→ **Problem**: Quote all of the data below exactly, please.

[Entries with figure data]
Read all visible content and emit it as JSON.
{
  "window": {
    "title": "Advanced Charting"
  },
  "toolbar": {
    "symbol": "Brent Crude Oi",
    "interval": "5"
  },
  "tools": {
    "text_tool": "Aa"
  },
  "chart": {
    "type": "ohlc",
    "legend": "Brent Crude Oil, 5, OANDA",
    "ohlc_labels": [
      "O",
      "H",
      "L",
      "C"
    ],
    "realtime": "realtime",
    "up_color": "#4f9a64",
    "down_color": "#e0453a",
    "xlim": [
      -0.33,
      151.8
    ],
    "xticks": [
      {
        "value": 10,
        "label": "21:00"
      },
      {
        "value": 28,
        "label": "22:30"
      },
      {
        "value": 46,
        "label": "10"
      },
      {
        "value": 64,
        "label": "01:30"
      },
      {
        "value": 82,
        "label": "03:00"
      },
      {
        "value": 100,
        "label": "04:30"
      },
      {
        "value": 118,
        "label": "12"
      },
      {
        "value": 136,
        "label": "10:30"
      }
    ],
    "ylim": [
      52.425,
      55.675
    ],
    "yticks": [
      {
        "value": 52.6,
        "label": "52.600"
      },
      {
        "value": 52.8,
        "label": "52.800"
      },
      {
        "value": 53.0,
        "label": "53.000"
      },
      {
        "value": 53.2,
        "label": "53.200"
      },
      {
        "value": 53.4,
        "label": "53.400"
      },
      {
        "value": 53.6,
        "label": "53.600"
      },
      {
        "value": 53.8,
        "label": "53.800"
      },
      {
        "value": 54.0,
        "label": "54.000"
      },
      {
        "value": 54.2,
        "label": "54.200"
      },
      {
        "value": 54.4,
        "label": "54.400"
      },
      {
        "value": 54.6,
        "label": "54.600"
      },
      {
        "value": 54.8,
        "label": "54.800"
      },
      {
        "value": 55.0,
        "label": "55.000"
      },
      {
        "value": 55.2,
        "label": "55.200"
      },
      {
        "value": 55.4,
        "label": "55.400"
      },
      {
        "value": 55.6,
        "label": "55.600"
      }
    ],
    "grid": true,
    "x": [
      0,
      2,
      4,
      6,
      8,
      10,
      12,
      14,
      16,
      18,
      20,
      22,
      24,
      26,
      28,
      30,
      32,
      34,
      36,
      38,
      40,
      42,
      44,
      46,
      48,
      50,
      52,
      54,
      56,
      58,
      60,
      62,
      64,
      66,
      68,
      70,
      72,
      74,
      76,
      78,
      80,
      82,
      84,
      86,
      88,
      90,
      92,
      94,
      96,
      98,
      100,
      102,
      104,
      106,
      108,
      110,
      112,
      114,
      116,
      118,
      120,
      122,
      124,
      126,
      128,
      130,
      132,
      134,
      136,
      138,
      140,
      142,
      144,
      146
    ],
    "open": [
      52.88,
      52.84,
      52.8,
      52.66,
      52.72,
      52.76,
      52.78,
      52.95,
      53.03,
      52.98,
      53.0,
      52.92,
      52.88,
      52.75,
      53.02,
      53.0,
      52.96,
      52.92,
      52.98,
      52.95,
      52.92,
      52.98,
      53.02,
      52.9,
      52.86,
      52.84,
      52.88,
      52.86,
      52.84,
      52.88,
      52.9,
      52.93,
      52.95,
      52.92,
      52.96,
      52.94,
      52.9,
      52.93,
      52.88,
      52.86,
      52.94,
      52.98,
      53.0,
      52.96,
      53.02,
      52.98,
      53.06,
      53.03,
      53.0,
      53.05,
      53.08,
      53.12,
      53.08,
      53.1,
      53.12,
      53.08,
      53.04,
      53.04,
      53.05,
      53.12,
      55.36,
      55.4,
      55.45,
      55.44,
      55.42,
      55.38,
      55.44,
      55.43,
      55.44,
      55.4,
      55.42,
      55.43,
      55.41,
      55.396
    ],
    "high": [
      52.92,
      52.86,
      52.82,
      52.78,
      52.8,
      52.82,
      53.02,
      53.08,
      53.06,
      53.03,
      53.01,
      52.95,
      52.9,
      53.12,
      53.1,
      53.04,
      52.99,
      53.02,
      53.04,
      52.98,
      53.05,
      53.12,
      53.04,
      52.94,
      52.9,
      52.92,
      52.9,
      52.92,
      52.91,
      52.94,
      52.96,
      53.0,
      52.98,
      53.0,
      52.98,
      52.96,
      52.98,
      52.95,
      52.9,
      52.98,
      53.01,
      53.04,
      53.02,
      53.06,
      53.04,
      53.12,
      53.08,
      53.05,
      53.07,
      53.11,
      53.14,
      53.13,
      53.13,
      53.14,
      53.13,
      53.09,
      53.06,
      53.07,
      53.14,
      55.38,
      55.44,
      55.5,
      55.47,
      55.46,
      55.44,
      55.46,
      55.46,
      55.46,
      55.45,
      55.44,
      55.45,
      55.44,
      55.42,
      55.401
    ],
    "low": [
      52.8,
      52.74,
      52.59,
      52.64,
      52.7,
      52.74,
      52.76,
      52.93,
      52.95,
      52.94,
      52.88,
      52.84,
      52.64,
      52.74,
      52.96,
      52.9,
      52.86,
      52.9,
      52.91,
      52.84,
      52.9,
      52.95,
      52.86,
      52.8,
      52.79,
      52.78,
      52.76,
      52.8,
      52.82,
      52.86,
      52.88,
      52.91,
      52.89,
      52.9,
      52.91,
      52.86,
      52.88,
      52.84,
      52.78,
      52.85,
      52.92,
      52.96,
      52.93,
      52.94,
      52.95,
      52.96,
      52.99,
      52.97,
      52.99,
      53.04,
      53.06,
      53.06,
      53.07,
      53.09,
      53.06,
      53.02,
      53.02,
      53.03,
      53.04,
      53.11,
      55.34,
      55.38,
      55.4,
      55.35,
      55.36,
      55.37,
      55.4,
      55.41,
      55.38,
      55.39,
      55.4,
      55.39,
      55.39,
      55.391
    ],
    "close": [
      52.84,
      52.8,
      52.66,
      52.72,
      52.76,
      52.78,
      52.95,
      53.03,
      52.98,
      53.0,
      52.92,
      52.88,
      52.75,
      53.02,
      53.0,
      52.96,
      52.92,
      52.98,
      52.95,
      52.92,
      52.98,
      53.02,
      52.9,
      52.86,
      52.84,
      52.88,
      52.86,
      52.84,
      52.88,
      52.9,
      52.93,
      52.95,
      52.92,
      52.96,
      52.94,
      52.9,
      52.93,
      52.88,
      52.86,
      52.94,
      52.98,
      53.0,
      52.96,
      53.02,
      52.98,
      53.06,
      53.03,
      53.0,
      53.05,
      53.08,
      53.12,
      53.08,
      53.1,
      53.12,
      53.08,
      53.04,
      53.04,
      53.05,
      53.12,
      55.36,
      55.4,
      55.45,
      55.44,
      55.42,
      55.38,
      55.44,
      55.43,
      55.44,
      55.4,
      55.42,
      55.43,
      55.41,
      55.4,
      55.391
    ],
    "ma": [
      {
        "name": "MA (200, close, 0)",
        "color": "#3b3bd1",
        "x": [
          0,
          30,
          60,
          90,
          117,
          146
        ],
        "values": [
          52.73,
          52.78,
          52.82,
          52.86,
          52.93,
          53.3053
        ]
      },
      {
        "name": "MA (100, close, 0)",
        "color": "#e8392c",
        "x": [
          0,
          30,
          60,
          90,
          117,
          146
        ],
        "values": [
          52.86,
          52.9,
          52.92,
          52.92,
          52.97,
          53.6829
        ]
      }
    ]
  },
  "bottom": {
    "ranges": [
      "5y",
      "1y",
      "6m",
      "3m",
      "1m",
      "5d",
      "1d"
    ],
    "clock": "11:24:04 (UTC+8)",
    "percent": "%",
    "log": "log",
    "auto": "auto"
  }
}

→ **Problem solution**:
Read all visible content and emit it as JSON.
{
  "window": {
    "title": "Advanced Charting"
  },
  "toolbar": {
    "symbol": "Brent Crude Oi",
    "interval": "5"
  },
  "tools": {
    "text_tool": "Aa"
  },
  "chart": {
    "type": "ohlc",
    "legend": "Brent Crude Oil, 5, OANDA",
    "ohlc_labels": [
      "O",
      "H",
      "L",
      "C"
    ],
    "realtime": "realtime",
    "up_color": "#4f9a64",
    "down_color": "#e0453a",
    "xlim": [
      -0.33,
      151.8
    ],
    "xticks": [
      {
        "value": 10,
        "label": "21:00"
      },
      {
        "value": 28,
        "label": "22:30"
      },
      {
        "value": 46,
        "label": "10"
      },
      {
        "value": 64,
        "label": "01:30"
      },
      {
        "value": 82,
        "label": "03:00"
      },
      {
        "value": 100,
        "label": "04:30"
      },
      {
        "value": 118,
        "label": "12"
      },
      {
        "value": 136,
        "label": "10:30"
      }
    ],
    "ylim": [
      52.425,
      55.675
    ],
    "yticks": [
      {
        "value": 52.6,
        "label": "52.600"
      },
      {
        "value": 52.8,
        "label": "52.800"
      },
      {
        "value": 53.0,
        "label": "53.000"
      },
      {
        "value": 53.2,
        "label": "53.200"
      },
      {
        "value": 53.4,
        "label": "53.400"
      },
      {
        "value": 53.6,
        "label": "53.600"
      },
      {
        "value": 53.8,
        "label": "53.800"
      },
      {
        "value": 54.0,
        "label": "54.000"
      },
      {
        "value": 54.2,
        "label": "54.200"
      },
      {
        "value": 54.4,
        "label": "54.400"
      },
      {
        "value": 54.6,
        "label": "54.600"
      },
      {
        "value": 54.8,
        "label": "54.800"
      },
      {
        "value": 55.0,
        "label": "55.000"
      },
      {
        "value": 55.2,
        "label": "55.200"
      },
      {
        "value": 55.4,
        "label": "55.400"
      },
      {
        "value": 55.6,
        "label": "55.600"
      }
    ],
    "grid": true,
    "x": [
      0,
      2,
      4,
      6,
      8,
      10,
      12,
      14,
      16,
      18,
      20,
      22,
      24,
      26,
      28,
      30,
      32,
      34,
      36,
      38,
      40,
      42,
      44,
      46,
      48,
      50,
      52,
      54,
      56,
      58,
      60,
      62,
      64,
      66,
      68,
      70,
      72,
      74,
      76,
      78,
      80,
      82,
      84,
      86,
      88,
      90,
      92,
      94,
      96,
      98,
      100,
      102,
      104,
      106,
      108,
      110,
      112,
      114,
      116,
      118,
      120,
      122,
      124,
      126,
      128,
      130,
      132,
      134,
      136,
      138,
      140,
      142,
      144,
      146
    ],
    "open": [
      52.88,
      52.84,
      52.8,
      52.66,
      52.72,
      52.76,
      52.78,
      52.95,
      53.03,
      52.98,
      53.0,
      52.92,
      52.88,
      52.75,
      53.02,
      53.0,
      52.96,
      52.92,
      52.98,
      52.95,
      52.92,
      52.98,
      53.02,
      52.9,
      52.86,
      52.84,
      52.88,
      52.86,
      52.84,
      52.88,
      52.9,
      52.93,
      52.95,
      52.92,
      52.96,
      52.94,
      52.9,
      52.93,
      52.88,
      52.86,
      52.94,
      52.98,
      53.0,
      52.96,
      53.02,
      52.98,
      53.06,
      53.03,
      53.0,
      53.05,
      53.08,
      53.12,
      53.08,
      53.1,
      53.12,
      53.08,
      53.04,
      53.04,
      53.05,
      53.12,
      55.36,
      55.4,
      55.45,
      55.44,
      55.42,
      55.38,
      55.44,
      55.43,
      55.44,
      55.4,
      55.42,
      55.43,
      55.41,
      55.396
    ],
    "high": [
      52.92,
      52.86,
      52.82,
      52.78,
      52.8,
      52.82,
      53.02,
      53.08,
      53.06,
      53.03,
      53.01,
      52.95,
      52.9,
      53.12,
      53.1,
      53.04,
      52.99,
      53.02,
      53.04,
      52.98,
      53.05,
      53.12,
      53.04,
      52.94,
      52.9,
      52.92,
      52.9,
      52.92,
      52.91,
      52.94,
      52.96,
      53.0,
      52.98,
      53.0,
      52.98,
      52.96,
      52.98,
      52.95,
      52.9,
      52.98,
      53.01,
      53.04,
      53.02,
      53.06,
      53.04,
      53.12,
      53.08,
      53.05,
      53.07,
      53.11,
      53.14,
      53.13,
      53.13,
      53.14,
      53.13,
      53.09,
      53.06,
      53.07,
      53.14,
      55.38,
      55.44,
      55.5,
      55.47,
      55.46,
      55.44,
      55.46,
      55.46,
      55.46,
      55.45,
      55.44,
      55.45,
      55.44,
      55.42,
      55.401
    ],
    "low": [
      52.8,
      52.74,
      52.59,
      52.64,
      52.7,
      52.74,
      52.76,
      52.93,
      52.95,
      52.94,
      52.88,
      52.84,
      52.64,
      52.74,
      52.96,
      52.9,
      52.86,
      52.9,
      52.91,
      52.84,
      52.9,
      52.95,
      52.86,
      52.8,
      52.79,
      52.78,
      52.76,
      52.8,
      52.82,
      52.86,
      52.88,
      52.91,
      52.89,
      52.9,
      52.91,
      52.86,
      52.88,
      52.84,
      52.78,
      52.85,
      52.92,
      52.96,
      52.93,
      52.94,
      52.95,
      52.96,
      52.99,
      52.97,
      52.99,
      53.04,
      53.06,
      53.06,
      53.07,
      53.09,
      53.06,
      53.02,
      53.02,
      53.03,
      53.04,
      53.11,
      55.34,
      55.38,
      55.4,
      55.35,
      55.36,
      55.37,
      55.4,
      55.41,
      55.38,
      55.39,
      55.4,
      55.39,
      55.39,
      55.391
    ],
    "close": [
      52.84,
      52.8,
      52.66,
      52.72,
      52.76,
      52.78,
      52.95,
      53.03,
      52.98,
      53.0,
      52.92,
      52.88,
      52.75,
      53.02,
      53.0,
      52.96,
      52.92,
      52.98,
      52.95,
      52.92,
      52.98,
      53.02,
      52.9,
      52.86,
      52.84,
      52.88,
      52.86,
      52.84,
      52.88,
      52.9,
      52.93,
      52.95,
      52.92,
      52.96,
      52.94,
      52.9,
      52.93,
      52.88,
      52.86,
      52.94,
      52.98,
      53.0,
      52.96,
      53.02,
      52.98,
      53.06,
      53.03,
      53.0,
      53.05,
      53.08,
      53.12,
      53.08,
      53.1,
      53.12,
      53.08,
      53.04,
      53.04,
      53.05,
      53.12,
      55.36,
      55.4,
      55.45,
      55.44,
      55.42,
      55.38,
      55.44,
      55.43,
      55.44,
      55.4,
      55.42,
      55.43,
      55.41,
      55.4,
      55.391
    ],
    "ma": [
      {
        "name": "MA (200, close, 0)",
        "color": "#3b3bd1",
        "x": [
          0,
          30,
          60,
          90,
          117,
          146
        ],
        "values": [
          52.73,
          52.78,
          52.82,
          52.86,
          52.93,
          53.3053
        ]
      },
      {
        "name": "MA (100, close, 0)",
        "color": "#e8392c",
        "x": [
          0,
          30,
          60,
          90,
          117,
          146
        ],
        "values": [
          52.86,
          52.9,
          52.92,
          52.92,
          52.97,
          53.6829
        ]
      }
    ]
  },
  "bottom": {
    "ranges": [
      "5y",
      "1y",
      "6m",
      "3m",
      "1m",
      "5d",
      "1d"
    ],
    "clock": "11:24:04 (UTC+8)",
    "percent": "%",
    "log": "log",
    "auto": "auto"
  }
}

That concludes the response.